• **What this task involves**: Copy out all the lines exactly. Omit pictures.

• **Exercise material**:
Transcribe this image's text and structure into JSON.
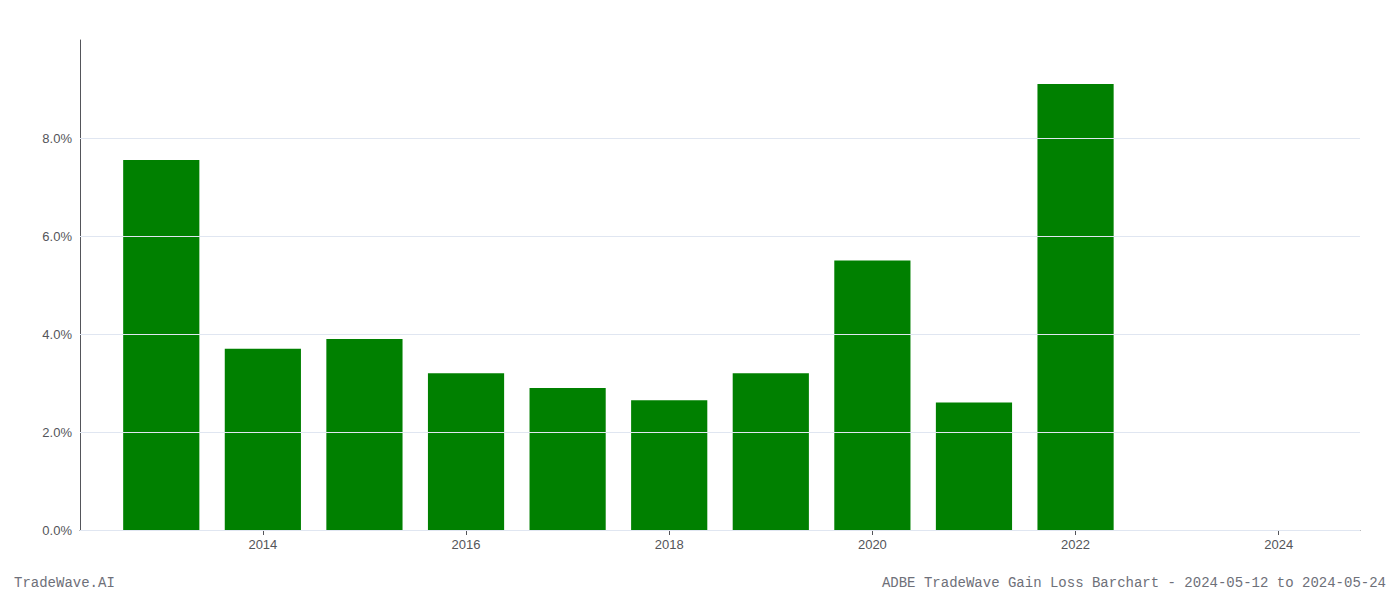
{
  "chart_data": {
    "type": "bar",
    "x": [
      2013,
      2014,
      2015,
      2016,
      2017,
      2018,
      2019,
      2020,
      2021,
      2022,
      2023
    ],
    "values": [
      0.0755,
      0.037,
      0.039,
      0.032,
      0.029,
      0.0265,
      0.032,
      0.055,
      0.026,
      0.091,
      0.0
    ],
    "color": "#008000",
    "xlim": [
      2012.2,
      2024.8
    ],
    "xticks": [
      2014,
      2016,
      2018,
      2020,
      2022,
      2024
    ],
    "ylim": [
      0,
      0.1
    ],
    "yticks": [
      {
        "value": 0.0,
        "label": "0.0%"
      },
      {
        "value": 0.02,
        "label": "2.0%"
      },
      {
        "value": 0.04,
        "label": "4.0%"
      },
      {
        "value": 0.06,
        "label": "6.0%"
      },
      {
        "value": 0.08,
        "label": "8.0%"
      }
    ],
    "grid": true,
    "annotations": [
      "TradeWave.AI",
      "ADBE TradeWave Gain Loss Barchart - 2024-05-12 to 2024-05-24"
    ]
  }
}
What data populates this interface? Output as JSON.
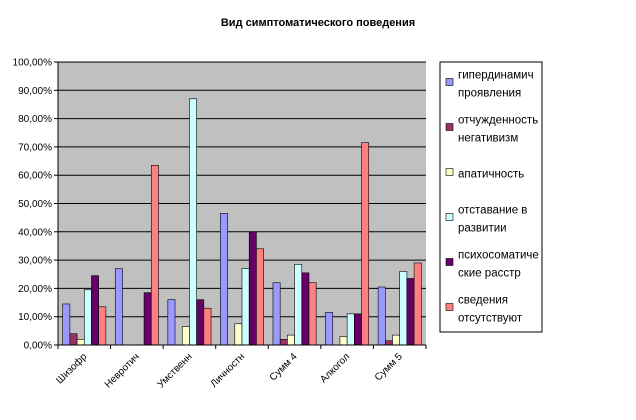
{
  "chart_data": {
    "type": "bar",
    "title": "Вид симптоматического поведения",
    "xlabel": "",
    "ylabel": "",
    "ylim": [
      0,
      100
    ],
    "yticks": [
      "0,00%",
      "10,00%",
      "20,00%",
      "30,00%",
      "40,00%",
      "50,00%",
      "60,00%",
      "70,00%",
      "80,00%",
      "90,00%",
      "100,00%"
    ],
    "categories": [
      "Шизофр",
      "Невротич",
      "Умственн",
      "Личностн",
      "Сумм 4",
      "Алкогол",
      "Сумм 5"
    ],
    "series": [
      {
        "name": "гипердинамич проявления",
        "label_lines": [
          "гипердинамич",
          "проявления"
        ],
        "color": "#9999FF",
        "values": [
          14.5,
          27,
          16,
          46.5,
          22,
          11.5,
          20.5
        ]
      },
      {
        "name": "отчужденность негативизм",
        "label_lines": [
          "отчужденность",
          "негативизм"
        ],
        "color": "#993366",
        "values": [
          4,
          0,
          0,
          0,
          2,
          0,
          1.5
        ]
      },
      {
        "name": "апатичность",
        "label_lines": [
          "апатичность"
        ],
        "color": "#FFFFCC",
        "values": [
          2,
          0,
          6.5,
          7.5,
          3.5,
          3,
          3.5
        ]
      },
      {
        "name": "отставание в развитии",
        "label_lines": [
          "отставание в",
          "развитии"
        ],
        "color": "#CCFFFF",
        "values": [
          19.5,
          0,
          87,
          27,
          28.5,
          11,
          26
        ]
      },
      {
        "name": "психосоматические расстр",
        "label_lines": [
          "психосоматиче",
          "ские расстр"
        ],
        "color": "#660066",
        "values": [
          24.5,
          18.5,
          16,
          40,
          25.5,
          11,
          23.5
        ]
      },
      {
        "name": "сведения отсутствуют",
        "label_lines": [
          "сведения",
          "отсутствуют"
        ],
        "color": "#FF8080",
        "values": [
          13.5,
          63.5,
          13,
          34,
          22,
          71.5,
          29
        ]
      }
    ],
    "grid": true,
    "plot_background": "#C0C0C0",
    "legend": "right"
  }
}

• **Reply to the task**:
Transcribe this image's text and structure into JSON.
{
  "chart_data": {
    "type": "bar",
    "x": [
      2013,
      2014,
      2015,
      2016,
      2017,
      2018,
      2019,
      2020,
      2021,
      2022,
      2023
    ],
    "values": [
      0.0755,
      0.037,
      0.039,
      0.032,
      0.029,
      0.0265,
      0.032,
      0.055,
      0.026,
      0.091,
      0.0
    ],
    "color": "#008000",
    "xlim": [
      2012.2,
      2024.8
    ],
    "xticks": [
      2014,
      2016,
      2018,
      2020,
      2022,
      2024
    ],
    "ylim": [
      0,
      0.1
    ],
    "yticks": [
      {
        "value": 0.0,
        "label": "0.0%"
      },
      {
        "value": 0.02,
        "label": "2.0%"
      },
      {
        "value": 0.04,
        "label": "4.0%"
      },
      {
        "value": 0.06,
        "label": "6.0%"
      },
      {
        "value": 0.08,
        "label": "8.0%"
      }
    ],
    "grid": true,
    "annotations": [
      "TradeWave.AI",
      "ADBE TradeWave Gain Loss Barchart - 2024-05-12 to 2024-05-24"
    ]
  }
}
What data populates this interface? Output as JSON.
{
  "chart_data": {
    "type": "bar",
    "title": "Вид симптоматического поведения",
    "xlabel": "",
    "ylabel": "",
    "ylim": [
      0,
      100
    ],
    "yticks": [
      "0,00%",
      "10,00%",
      "20,00%",
      "30,00%",
      "40,00%",
      "50,00%",
      "60,00%",
      "70,00%",
      "80,00%",
      "90,00%",
      "100,00%"
    ],
    "categories": [
      "Шизофр",
      "Невротич",
      "Умственн",
      "Личностн",
      "Сумм 4",
      "Алкогол",
      "Сумм 5"
    ],
    "series": [
      {
        "name": "гипердинамич проявления",
        "label_lines": [
          "гипердинамич",
          "проявления"
        ],
        "color": "#9999FF",
        "values": [
          14.5,
          27,
          16,
          46.5,
          22,
          11.5,
          20.5
        ]
      },
      {
        "name": "отчужденность негативизм",
        "label_lines": [
          "отчужденность",
          "негативизм"
        ],
        "color": "#993366",
        "values": [
          4,
          0,
          0,
          0,
          2,
          0,
          1.5
        ]
      },
      {
        "name": "апатичность",
        "label_lines": [
          "апатичность"
        ],
        "color": "#FFFFCC",
        "values": [
          2,
          0,
          6.5,
          7.5,
          3.5,
          3,
          3.5
        ]
      },
      {
        "name": "отставание в развитии",
        "label_lines": [
          "отставание в",
          "развитии"
        ],
        "color": "#CCFFFF",
        "values": [
          19.5,
          0,
          87,
          27,
          28.5,
          11,
          26
        ]
      },
      {
        "name": "психосоматические расстр",
        "label_lines": [
          "психосоматиче",
          "ские расстр"
        ],
        "color": "#660066",
        "values": [
          24.5,
          18.5,
          16,
          40,
          25.5,
          11,
          23.5
        ]
      },
      {
        "name": "сведения отсутствуют",
        "label_lines": [
          "сведения",
          "отсутствуют"
        ],
        "color": "#FF8080",
        "values": [
          13.5,
          63.5,
          13,
          34,
          22,
          71.5,
          29
        ]
      }
    ],
    "grid": true,
    "plot_background": "#C0C0C0",
    "legend": "right"
  }
}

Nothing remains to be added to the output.